### INFORMATION SUPPLIED:
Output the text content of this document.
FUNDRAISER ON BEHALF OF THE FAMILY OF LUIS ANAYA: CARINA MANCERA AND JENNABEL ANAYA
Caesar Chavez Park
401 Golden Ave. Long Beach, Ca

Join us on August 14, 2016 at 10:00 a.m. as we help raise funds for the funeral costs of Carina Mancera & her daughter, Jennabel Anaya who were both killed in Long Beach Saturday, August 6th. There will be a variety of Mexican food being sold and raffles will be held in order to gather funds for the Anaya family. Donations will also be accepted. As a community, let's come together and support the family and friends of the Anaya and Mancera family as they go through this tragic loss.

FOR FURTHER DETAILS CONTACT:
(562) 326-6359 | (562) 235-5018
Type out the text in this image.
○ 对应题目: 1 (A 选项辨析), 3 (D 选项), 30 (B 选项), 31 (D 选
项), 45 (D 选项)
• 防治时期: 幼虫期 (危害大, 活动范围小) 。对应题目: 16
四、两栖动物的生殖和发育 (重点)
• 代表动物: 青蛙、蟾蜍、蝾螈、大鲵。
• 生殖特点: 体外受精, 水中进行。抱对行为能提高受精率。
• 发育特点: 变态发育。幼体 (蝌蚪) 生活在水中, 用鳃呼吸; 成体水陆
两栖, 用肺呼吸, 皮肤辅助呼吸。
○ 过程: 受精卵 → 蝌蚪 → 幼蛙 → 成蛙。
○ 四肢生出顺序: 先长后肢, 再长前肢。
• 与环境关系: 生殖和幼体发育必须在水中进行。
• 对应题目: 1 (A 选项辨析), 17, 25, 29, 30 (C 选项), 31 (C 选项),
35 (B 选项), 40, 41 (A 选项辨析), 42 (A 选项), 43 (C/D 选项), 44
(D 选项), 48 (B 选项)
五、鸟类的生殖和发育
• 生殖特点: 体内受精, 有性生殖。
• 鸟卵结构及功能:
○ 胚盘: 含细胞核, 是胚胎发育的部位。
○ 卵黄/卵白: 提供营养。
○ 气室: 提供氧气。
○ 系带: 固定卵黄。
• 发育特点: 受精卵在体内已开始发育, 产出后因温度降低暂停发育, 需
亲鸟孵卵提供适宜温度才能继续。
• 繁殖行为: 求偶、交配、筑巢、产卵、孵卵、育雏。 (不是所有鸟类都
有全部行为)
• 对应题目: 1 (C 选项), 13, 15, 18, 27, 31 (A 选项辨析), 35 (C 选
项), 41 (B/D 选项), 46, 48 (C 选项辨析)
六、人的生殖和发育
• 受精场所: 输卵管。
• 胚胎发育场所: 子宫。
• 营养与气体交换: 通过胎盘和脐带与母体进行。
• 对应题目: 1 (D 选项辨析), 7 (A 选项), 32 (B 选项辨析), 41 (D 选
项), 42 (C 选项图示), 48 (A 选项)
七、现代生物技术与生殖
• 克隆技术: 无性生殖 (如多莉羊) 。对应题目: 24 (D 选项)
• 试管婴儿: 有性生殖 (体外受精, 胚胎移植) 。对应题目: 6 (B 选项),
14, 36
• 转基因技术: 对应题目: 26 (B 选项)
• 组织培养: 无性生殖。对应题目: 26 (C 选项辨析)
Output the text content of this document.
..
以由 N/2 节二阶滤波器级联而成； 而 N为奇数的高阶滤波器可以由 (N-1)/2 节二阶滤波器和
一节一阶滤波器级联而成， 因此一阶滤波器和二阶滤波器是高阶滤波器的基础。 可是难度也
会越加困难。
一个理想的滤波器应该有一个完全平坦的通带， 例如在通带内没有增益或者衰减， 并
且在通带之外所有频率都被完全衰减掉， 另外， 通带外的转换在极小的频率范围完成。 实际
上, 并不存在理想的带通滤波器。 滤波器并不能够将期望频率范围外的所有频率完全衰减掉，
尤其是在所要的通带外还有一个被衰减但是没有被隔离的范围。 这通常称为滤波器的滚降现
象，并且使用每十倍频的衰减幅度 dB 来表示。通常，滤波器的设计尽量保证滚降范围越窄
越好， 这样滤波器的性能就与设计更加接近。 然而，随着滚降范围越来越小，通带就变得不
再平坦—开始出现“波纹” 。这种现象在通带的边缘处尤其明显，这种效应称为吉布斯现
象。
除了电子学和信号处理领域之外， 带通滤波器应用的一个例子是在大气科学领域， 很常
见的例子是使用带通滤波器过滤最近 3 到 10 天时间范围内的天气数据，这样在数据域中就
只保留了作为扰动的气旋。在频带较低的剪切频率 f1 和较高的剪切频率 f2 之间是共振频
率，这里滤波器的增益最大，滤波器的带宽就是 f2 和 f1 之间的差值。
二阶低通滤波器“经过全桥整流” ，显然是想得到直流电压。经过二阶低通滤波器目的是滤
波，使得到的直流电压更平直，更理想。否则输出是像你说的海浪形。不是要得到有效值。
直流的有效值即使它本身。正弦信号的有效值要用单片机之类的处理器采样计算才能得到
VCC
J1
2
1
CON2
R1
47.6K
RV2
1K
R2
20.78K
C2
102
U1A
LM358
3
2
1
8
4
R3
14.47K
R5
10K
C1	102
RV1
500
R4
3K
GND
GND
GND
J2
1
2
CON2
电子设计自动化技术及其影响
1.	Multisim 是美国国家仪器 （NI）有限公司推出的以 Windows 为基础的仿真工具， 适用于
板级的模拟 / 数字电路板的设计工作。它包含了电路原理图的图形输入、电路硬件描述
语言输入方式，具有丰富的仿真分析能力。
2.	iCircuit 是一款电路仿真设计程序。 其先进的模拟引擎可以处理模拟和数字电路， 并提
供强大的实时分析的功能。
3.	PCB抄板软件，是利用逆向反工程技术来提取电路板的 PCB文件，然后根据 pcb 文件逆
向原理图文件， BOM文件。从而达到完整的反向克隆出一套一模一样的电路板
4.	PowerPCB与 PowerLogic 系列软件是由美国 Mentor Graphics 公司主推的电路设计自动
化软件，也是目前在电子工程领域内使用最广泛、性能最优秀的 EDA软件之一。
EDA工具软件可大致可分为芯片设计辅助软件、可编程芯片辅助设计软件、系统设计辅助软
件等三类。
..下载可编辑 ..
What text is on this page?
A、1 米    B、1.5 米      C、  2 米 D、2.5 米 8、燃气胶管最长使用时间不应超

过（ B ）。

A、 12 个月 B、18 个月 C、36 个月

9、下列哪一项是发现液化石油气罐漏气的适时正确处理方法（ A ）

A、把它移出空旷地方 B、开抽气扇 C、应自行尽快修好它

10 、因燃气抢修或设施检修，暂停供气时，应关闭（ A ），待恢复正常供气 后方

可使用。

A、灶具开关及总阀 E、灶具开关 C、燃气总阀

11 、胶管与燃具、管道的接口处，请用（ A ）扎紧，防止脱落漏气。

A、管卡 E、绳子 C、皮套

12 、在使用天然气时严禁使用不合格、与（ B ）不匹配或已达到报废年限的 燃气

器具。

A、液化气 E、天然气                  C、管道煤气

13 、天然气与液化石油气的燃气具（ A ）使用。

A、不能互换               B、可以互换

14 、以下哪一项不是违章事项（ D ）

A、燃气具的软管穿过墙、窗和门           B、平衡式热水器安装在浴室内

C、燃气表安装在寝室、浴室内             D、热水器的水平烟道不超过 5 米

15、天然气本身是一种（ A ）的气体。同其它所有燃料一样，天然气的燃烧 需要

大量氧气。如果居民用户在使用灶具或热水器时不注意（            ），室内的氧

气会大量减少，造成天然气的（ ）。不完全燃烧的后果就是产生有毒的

### AIM OF THE TASK:
The entries above should be repeated exactly, every one of them.

### RESPONSE BELOW:
Output the text content of this document.
FUNDRAISER ON BEHALF OF THE FAMILY OF LUIS ANAYA: CARINA MANCERA AND JENNABEL ANAYA
Caesar Chavez Park
401 Golden Ave. Long Beach, Ca

Join us on August 14, 2016 at 10:00 a.m. as we help raise funds for the funeral costs of Carina Mancera & her daughter, Jennabel Anaya who were both killed in Long Beach Saturday, August 6th. There will be a variety of Mexican food being sold and raffles will be held in order to gather funds for the Anaya family. Donations will also be accepted. As a community, let's come together and support the family and friends of the Anaya and Mancera family as they go through this tragic loss.

FOR FURTHER DETAILS CONTACT:
(562) 326-6359 | (562) 235-5018
Type out the text in this image.
○ 对应题目: 1 (A 选项辨析), 3 (D 选项), 30 (B 选项), 31 (D 选
项), 45 (D 选项)
• 防治时期: 幼虫期 (危害大, 活动范围小) 。对应题目: 16
四、两栖动物的生殖和发育 (重点)
• 代表动物: 青蛙、蟾蜍、蝾螈、大鲵。
• 生殖特点: 体外受精, 水中进行。抱对行为能提高受精率。
• 发育特点: 变态发育。幼体 (蝌蚪) 生活在水中, 用鳃呼吸; 成体水陆
两栖, 用肺呼吸, 皮肤辅助呼吸。
○ 过程: 受精卵 → 蝌蚪 → 幼蛙 → 成蛙。
○ 四肢生出顺序: 先长后肢, 再长前肢。
• 与环境关系: 生殖和幼体发育必须在水中进行。
• 对应题目: 1 (A 选项辨析), 17, 25, 29, 30 (C 选项), 31 (C 选项),
35 (B 选项), 40, 41 (A 选项辨析), 42 (A 选项), 43 (C/D 选项), 44
(D 选项), 48 (B 选项)
五、鸟类的生殖和发育
• 生殖特点: 体内受精, 有性生殖。
• 鸟卵结构及功能:
○ 胚盘: 含细胞核, 是胚胎发育的部位。
○ 卵黄/卵白: 提供营养。
○ 气室: 提供氧气。
○ 系带: 固定卵黄。
• 发育特点: 受精卵在体内已开始发育, 产出后因温度降低暂停发育, 需
亲鸟孵卵提供适宜温度才能继续。
• 繁殖行为: 求偶、交配、筑巢、产卵、孵卵、育雏。 (不是所有鸟类都
有全部行为)
• 对应题目: 1 (C 选项), 13, 15, 18, 27, 31 (A 选项辨析), 35 (C 选
项), 41 (B/D 选项), 46, 48 (C 选项辨析)
六、人的生殖和发育
• 受精场所: 输卵管。
• 胚胎发育场所: 子宫。
• 营养与气体交换: 通过胎盘和脐带与母体进行。
• 对应题目: 1 (D 选项辨析), 7 (A 选项), 32 (B 选项辨析), 41 (D 选
项), 42 (C 选项图示), 48 (A 选项)
七、现代生物技术与生殖
• 克隆技术: 无性生殖 (如多莉羊) 。对应题目: 24 (D 选项)
• 试管婴儿: 有性生殖 (体外受精, 胚胎移植) 。对应题目: 6 (B 选项),
14, 36
• 转基因技术: 对应题目: 26 (B 选项)
• 组织培养: 无性生殖。对应题目: 26 (C 选项辨析)
Output the text content of this document.
..
以由 N/2 节二阶滤波器级联而成； 而 N为奇数的高阶滤波器可以由 (N-1)/2 节二阶滤波器和
一节一阶滤波器级联而成， 因此一阶滤波器和二阶滤波器是高阶滤波器的基础。 可是难度也
会越加困难。
一个理想的滤波器应该有一个完全平坦的通带， 例如在通带内没有增益或者衰减， 并
且在通带之外所有频率都被完全衰减掉， 另外， 通带外的转换在极小的频率范围完成。 实际
上, 并不存在理想的带通滤波器。 滤波器并不能够将期望频率范围外的所有频率完全衰减掉，
尤其是在所要的通带外还有一个被衰减但是没有被隔离的范围。 这通常称为滤波器的滚降现
象，并且使用每十倍频的衰减幅度 dB 来表示。通常，滤波器的设计尽量保证滚降范围越窄
越好， 这样滤波器的性能就与设计更加接近。 然而，随着滚降范围越来越小，通带就变得不
再平坦—开始出现“波纹” 。这种现象在通带的边缘处尤其明显，这种效应称为吉布斯现
象。
除了电子学和信号处理领域之外， 带通滤波器应用的一个例子是在大气科学领域， 很常
见的例子是使用带通滤波器过滤最近 3 到 10 天时间范围内的天气数据，这样在数据域中就
只保留了作为扰动的气旋。在频带较低的剪切频率 f1 和较高的剪切频率 f2 之间是共振频
率，这里滤波器的增益最大，滤波器的带宽就是 f2 和 f1 之间的差值。
二阶低通滤波器“经过全桥整流” ，显然是想得到直流电压。经过二阶低通滤波器目的是滤
波，使得到的直流电压更平直，更理想。否则输出是像你说的海浪形。不是要得到有效值。
直流的有效值即使它本身。正弦信号的有效值要用单片机之类的处理器采样计算才能得到
VCC
J1
2
1
CON2
R1
47.6K
RV2
1K
R2
20.78K
C2
102
U1A
LM358
3
2
1
8
4
R3
14.47K
R5
10K
C1	102
RV1
500
R4
3K
GND
GND
GND
J2
1
2
CON2
电子设计自动化技术及其影响
1.	Multisim 是美国国家仪器 （NI）有限公司推出的以 Windows 为基础的仿真工具， 适用于
板级的模拟 / 数字电路板的设计工作。它包含了电路原理图的图形输入、电路硬件描述
语言输入方式，具有丰富的仿真分析能力。
2.	iCircuit 是一款电路仿真设计程序。 其先进的模拟引擎可以处理模拟和数字电路， 并提
供强大的实时分析的功能。
3.	PCB抄板软件，是利用逆向反工程技术来提取电路板的 PCB文件，然后根据 pcb 文件逆
向原理图文件， BOM文件。从而达到完整的反向克隆出一套一模一样的电路板
4.	PowerPCB与 PowerLogic 系列软件是由美国 Mentor Graphics 公司主推的电路设计自动
化软件，也是目前在电子工程领域内使用最广泛、性能最优秀的 EDA软件之一。
EDA工具软件可大致可分为芯片设计辅助软件、可编程芯片辅助设计软件、系统设计辅助软
件等三类。
..下载可编辑 ..
What text is on this page?
A、1 米    B、1.5 米      C、  2 米 D、2.5 米 8、燃气胶管最长使用时间不应超

过（ B ）。

A、 12 个月 B、18 个月 C、36 个月

9、下列哪一项是发现液化石油气罐漏气的适时正确处理方法（ A ）

A、把它移出空旷地方 B、开抽气扇 C、应自行尽快修好它

10 、因燃气抢修或设施检修，暂停供气时，应关闭（ A ），待恢复正常供气 后方

可使用。

A、灶具开关及总阀 E、灶具开关 C、燃气总阀

11 、胶管与燃具、管道的接口处，请用（ A ）扎紧，防止脱落漏气。

A、管卡 E、绳子 C、皮套

12 、在使用天然气时严禁使用不合格、与（ B ）不匹配或已达到报废年限的 燃气

器具。

A、液化气 E、天然气                  C、管道煤气

13 、天然气与液化石油气的燃气具（ A ）使用。

A、不能互换               B、可以互换

14 、以下哪一项不是违章事项（ D ）

A、燃气具的软管穿过墙、窗和门           B、平衡式热水器安装在浴室内

C、燃气表安装在寝室、浴室内             D、热水器的水平烟道不超过 5 米

15、天然气本身是一种（ A ）的气体。同其它所有燃料一样，天然气的燃烧 需要

大量氧气。如果居民用户在使用灶具或热水器时不注意（            ），室内的氧

气会大量减少，造成天然气的（ ）。不完全燃烧的后果就是产生有毒的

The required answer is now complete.